§ Stated goal
Find every line containing the word "Capa" and report the count, nothing more.

[Start Data rows]

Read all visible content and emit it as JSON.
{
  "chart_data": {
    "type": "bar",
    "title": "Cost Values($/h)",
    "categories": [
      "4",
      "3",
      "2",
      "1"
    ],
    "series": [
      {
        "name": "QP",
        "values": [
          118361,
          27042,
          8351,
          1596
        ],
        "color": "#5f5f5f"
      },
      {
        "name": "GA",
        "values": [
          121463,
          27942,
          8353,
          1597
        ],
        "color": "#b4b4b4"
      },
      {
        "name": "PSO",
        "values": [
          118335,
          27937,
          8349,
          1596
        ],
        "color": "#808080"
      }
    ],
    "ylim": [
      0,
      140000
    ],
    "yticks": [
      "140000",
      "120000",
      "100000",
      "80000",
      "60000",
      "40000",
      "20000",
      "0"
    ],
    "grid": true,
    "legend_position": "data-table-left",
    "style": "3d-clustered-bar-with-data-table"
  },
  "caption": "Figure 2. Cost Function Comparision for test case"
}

[End Data rows]
[Start Data rows]

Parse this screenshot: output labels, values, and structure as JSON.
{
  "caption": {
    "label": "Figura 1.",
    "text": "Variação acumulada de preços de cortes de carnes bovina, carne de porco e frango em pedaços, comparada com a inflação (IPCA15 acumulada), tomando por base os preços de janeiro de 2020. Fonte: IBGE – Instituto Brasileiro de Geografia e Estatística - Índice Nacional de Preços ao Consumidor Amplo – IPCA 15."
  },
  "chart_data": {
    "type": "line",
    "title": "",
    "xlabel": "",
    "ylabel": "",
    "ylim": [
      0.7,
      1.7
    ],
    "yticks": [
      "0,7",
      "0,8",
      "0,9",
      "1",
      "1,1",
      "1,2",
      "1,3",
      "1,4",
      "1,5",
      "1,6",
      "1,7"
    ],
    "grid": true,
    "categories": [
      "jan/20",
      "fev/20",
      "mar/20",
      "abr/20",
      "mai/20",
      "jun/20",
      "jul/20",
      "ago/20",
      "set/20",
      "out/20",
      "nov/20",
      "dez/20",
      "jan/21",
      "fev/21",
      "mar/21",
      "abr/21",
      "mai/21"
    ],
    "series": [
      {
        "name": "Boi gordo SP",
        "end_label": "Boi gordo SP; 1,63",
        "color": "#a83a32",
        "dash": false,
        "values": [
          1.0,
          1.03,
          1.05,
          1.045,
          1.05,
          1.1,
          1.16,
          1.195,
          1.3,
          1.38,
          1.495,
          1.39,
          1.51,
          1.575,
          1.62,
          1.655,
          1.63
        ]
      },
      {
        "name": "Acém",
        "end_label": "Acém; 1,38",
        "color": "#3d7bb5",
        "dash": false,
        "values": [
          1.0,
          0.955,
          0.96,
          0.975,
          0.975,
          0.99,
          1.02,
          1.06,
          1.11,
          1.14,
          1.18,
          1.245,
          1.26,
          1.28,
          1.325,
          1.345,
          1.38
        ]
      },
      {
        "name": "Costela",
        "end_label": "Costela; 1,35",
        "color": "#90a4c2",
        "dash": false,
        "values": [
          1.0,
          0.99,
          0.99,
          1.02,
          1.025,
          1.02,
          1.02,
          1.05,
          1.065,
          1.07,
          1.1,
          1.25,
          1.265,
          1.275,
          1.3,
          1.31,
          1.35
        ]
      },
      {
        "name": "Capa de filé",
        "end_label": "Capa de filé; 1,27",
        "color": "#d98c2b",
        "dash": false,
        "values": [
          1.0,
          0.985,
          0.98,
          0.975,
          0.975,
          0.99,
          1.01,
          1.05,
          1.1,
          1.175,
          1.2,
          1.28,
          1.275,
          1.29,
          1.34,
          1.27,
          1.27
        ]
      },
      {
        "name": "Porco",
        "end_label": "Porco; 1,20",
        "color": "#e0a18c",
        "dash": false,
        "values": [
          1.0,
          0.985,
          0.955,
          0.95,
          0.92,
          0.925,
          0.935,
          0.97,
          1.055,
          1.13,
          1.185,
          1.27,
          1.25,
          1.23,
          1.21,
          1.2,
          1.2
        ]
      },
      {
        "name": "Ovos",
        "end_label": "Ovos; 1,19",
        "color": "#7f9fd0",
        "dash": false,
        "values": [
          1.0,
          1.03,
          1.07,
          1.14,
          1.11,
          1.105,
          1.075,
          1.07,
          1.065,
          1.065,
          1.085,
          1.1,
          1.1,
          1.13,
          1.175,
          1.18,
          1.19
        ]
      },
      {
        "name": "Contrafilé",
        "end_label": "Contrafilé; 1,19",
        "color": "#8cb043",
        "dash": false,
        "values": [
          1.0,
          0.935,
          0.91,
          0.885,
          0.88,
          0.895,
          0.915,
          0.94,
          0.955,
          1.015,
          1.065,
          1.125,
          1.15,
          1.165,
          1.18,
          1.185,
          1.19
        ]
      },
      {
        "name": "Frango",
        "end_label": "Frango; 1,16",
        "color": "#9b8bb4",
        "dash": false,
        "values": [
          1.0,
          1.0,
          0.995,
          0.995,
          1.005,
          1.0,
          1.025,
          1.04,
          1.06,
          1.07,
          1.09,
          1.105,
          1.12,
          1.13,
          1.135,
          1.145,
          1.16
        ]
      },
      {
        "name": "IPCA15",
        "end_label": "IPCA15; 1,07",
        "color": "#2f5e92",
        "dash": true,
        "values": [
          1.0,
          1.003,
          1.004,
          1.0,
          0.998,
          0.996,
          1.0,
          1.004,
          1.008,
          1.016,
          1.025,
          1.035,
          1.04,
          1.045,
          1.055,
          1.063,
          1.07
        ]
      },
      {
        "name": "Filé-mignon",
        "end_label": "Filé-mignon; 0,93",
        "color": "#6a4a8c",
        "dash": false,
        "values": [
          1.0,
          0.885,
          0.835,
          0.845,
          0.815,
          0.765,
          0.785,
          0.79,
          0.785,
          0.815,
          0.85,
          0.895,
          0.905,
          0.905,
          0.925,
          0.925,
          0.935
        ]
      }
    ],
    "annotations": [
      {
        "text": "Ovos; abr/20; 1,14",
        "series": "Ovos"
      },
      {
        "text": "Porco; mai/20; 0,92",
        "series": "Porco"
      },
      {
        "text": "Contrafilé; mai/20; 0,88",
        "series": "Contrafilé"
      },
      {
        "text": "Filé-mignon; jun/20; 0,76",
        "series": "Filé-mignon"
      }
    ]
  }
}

[End Data rows]

§ Result for this task
2